GIVEN PROBLEM: All the data must come back unchanged, except that pictures are left out.

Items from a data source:
·····
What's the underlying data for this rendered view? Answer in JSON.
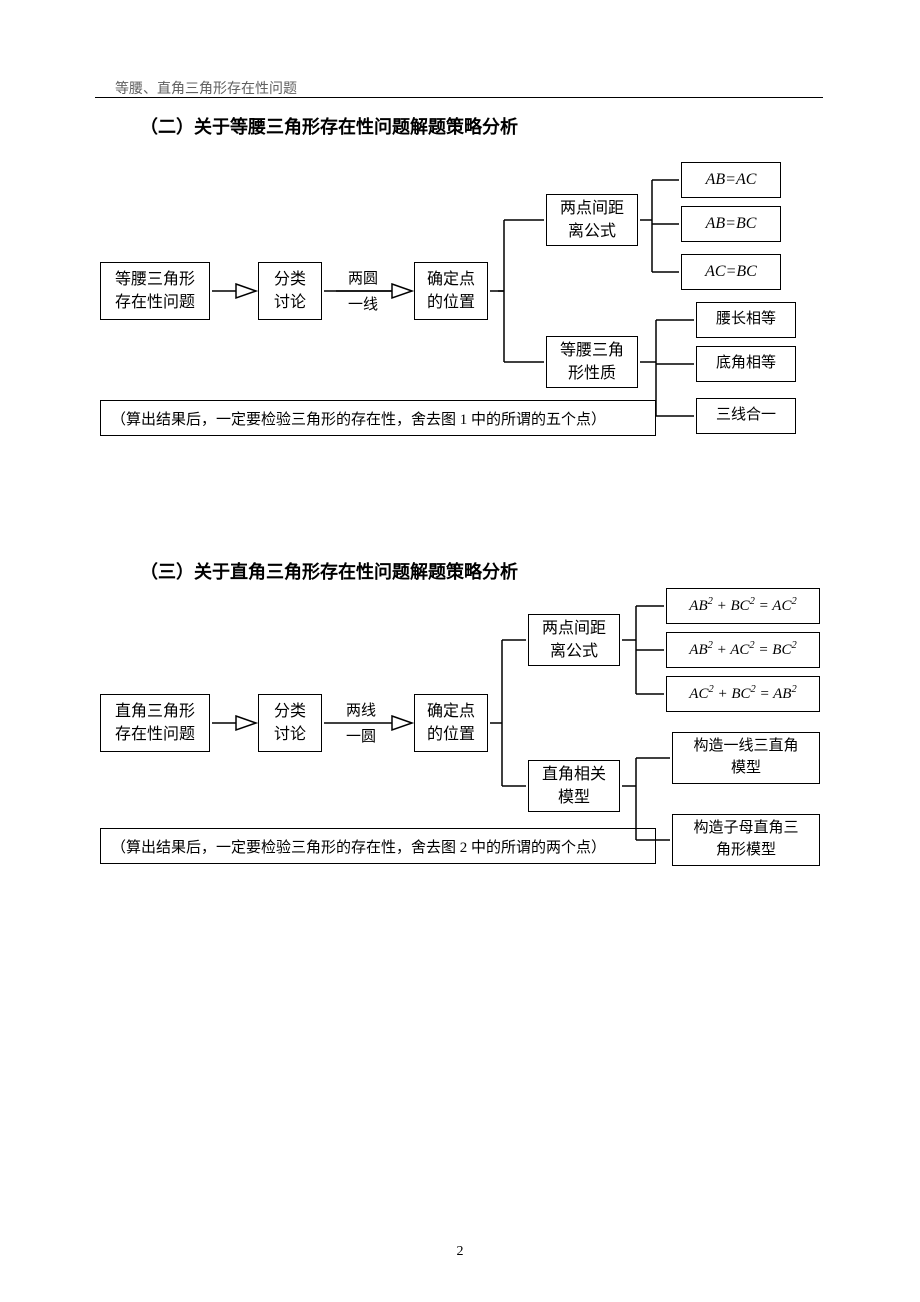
{
  "header": {
    "text": "等腰、直角三角形存在性问题"
  },
  "page_number": "2",
  "sectionA": {
    "title": "（二）关于等腰三角形存在性问题解题策略分析",
    "nodes": {
      "start": "等腰三角形\n存在性问题",
      "classify": "分类\n讨论",
      "locate": "确定点\n的位置",
      "distance": "两点间距\n离公式",
      "property": "等腰三角\n形性质",
      "r1": "AB=AC",
      "r2": "AB=BC",
      "r3": "AC=BC",
      "p1": "腰长相等",
      "p2": "底角相等",
      "p3": "三线合一"
    },
    "edge_labels": {
      "top": "两圆",
      "bottom": "一线"
    },
    "note": "（算出结果后，一定要检验三角形的存在性，舍去图 1 中的所谓的五个点）"
  },
  "sectionB": {
    "title": "（三）关于直角三角形存在性问题解题策略分析",
    "nodes": {
      "start": "直角三角形\n存在性问题",
      "classify": "分类\n讨论",
      "locate": "确定点\n的位置",
      "distance": "两点间距\n离公式",
      "property": "直角相关\n模型",
      "p1": "构造一线三直角\n模型",
      "p2": "构造子母直角三\n角形模型"
    },
    "formulas": {
      "f1": {
        "a": "AB",
        "b": "BC",
        "c": "AC"
      },
      "f2": {
        "a": "AB",
        "b": "AC",
        "c": "BC"
      },
      "f3": {
        "a": "AC",
        "b": "BC",
        "c": "AB"
      }
    },
    "edge_labels": {
      "top": "两线",
      "bottom": "一圆"
    },
    "note": "（算出结果后，一定要检验三角形的存在性，舍去图 2 中的所谓的两个点）"
  },
  "colors": {
    "text": "#000000",
    "header_text": "#606060",
    "border": "#000000",
    "background": "#ffffff"
  }
}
·····
FINISHED TASK:
What's the underlying data for this rendered view? Answer in JSON.
{
  "header": {
    "text": "等腰、直角三角形存在性问题"
  },
  "page_number": "2",
  "sectionA": {
    "title": "（二）关于等腰三角形存在性问题解题策略分析",
    "nodes": {
      "start": "等腰三角形\n存在性问题",
      "classify": "分类\n讨论",
      "locate": "确定点\n的位置",
      "distance": "两点间距\n离公式",
      "property": "等腰三角\n形性质",
      "r1": "AB=AC",
      "r2": "AB=BC",
      "r3": "AC=BC",
      "p1": "腰长相等",
      "p2": "底角相等",
      "p3": "三线合一"
    },
    "edge_labels": {
      "top": "两圆",
      "bottom": "一线"
    },
    "note": "（算出结果后，一定要检验三角形的存在性，舍去图 1 中的所谓的五个点）"
  },
  "sectionB": {
    "title": "（三）关于直角三角形存在性问题解题策略分析",
    "nodes": {
      "start": "直角三角形\n存在性问题",
      "classify": "分类\n讨论",
      "locate": "确定点\n的位置",
      "distance": "两点间距\n离公式",
      "property": "直角相关\n模型",
      "p1": "构造一线三直角\n模型",
      "p2": "构造子母直角三\n角形模型"
    },
    "formulas": {
      "f1": {
        "a": "AB",
        "b": "BC",
        "c": "AC"
      },
      "f2": {
        "a": "AB",
        "b": "AC",
        "c": "BC"
      },
      "f3": {
        "a": "AC",
        "b": "BC",
        "c": "AB"
      }
    },
    "edge_labels": {
      "top": "两线",
      "bottom": "一圆"
    },
    "note": "（算出结果后，一定要检验三角形的存在性，舍去图 2 中的所谓的两个点）"
  },
  "colors": {
    "text": "#000000",
    "header_text": "#606060",
    "border": "#000000",
    "background": "#ffffff"
  }
}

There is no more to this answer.